What is needed :: Images must not appear in your copy; reproduce every other part of the records exactly.

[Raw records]
--- Start ---

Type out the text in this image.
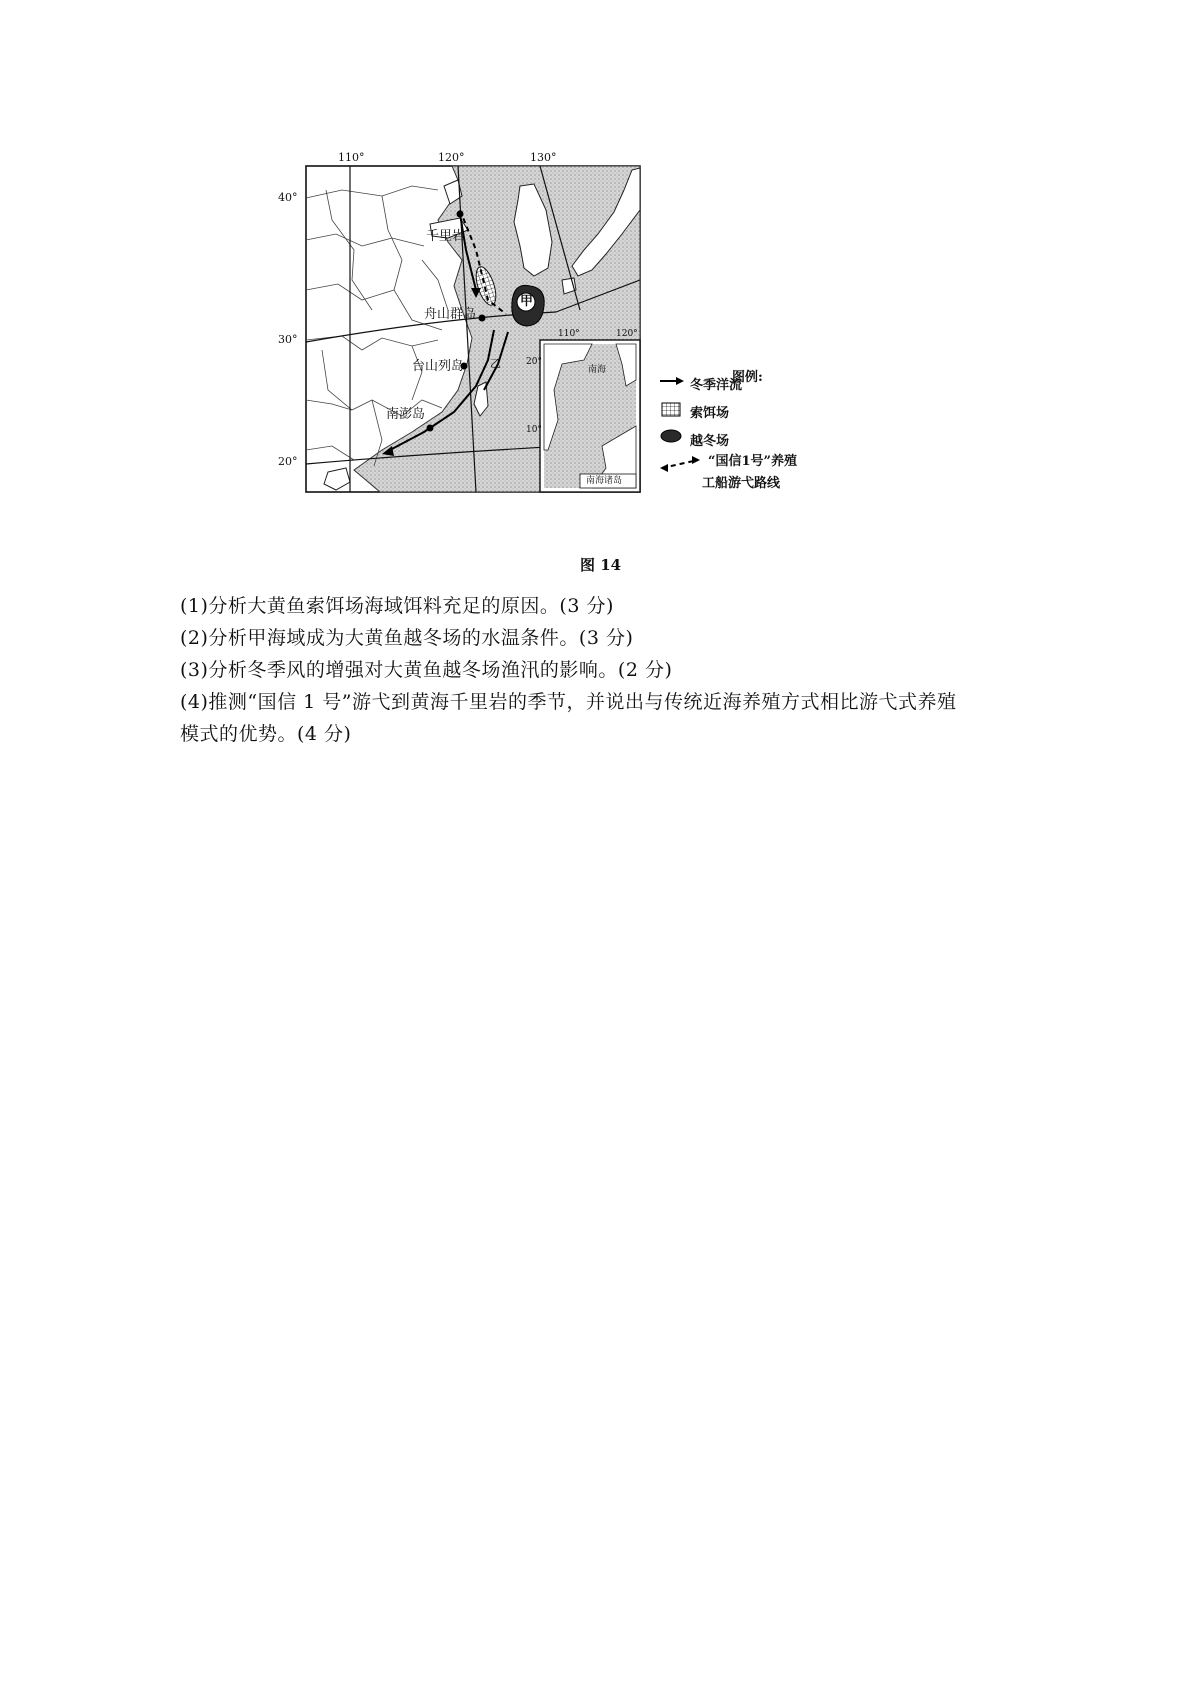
110°	120°	130°
40°
30°
20°
千里岩
舟山群岛
台山列岛
南澎岛
甲
乙
110°	120°
20°
10°
南海
南海诸岛
图例:
冬季洋流
索饵场
越冬场
“国信1号”养殖
工船游弋路线
图 14

(1)分析大黄鱼索饵场海域饵料充足的原因。(3 分)

(2)分析甲海域成为大黄鱼越冬场的水温条件。(3 分)

(3)分析冬季风的增强对大黄鱼越冬场渔汛的影响。(2 分)

(4)推测“国信 1 号”游弋到黄海千里岩的季节，并说出与传统近海养殖方式相比游弋式养殖

模式的优势。(4 分)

--- End ---

Result of the task ::
Type out the text in this image.
110°	120°	130°
40°
30°
20°
千里岩
舟山群岛
台山列岛
南澎岛
甲
乙
110°	120°
20°
10°
南海
南海诸岛
图例:
冬季洋流
索饵场
越冬场
“国信1号”养殖
工船游弋路线
图 14

(1)分析大黄鱼索饵场海域饵料充足的原因。(3 分)

(2)分析甲海域成为大黄鱼越冬场的水温条件。(3 分)

(3)分析冬季风的增强对大黄鱼越冬场渔汛的影响。(2 分)

(4)推测“国信 1 号”游弋到黄海千里岩的季节，并说出与传统近海养殖方式相比游弋式养殖

模式的优势。(4 分)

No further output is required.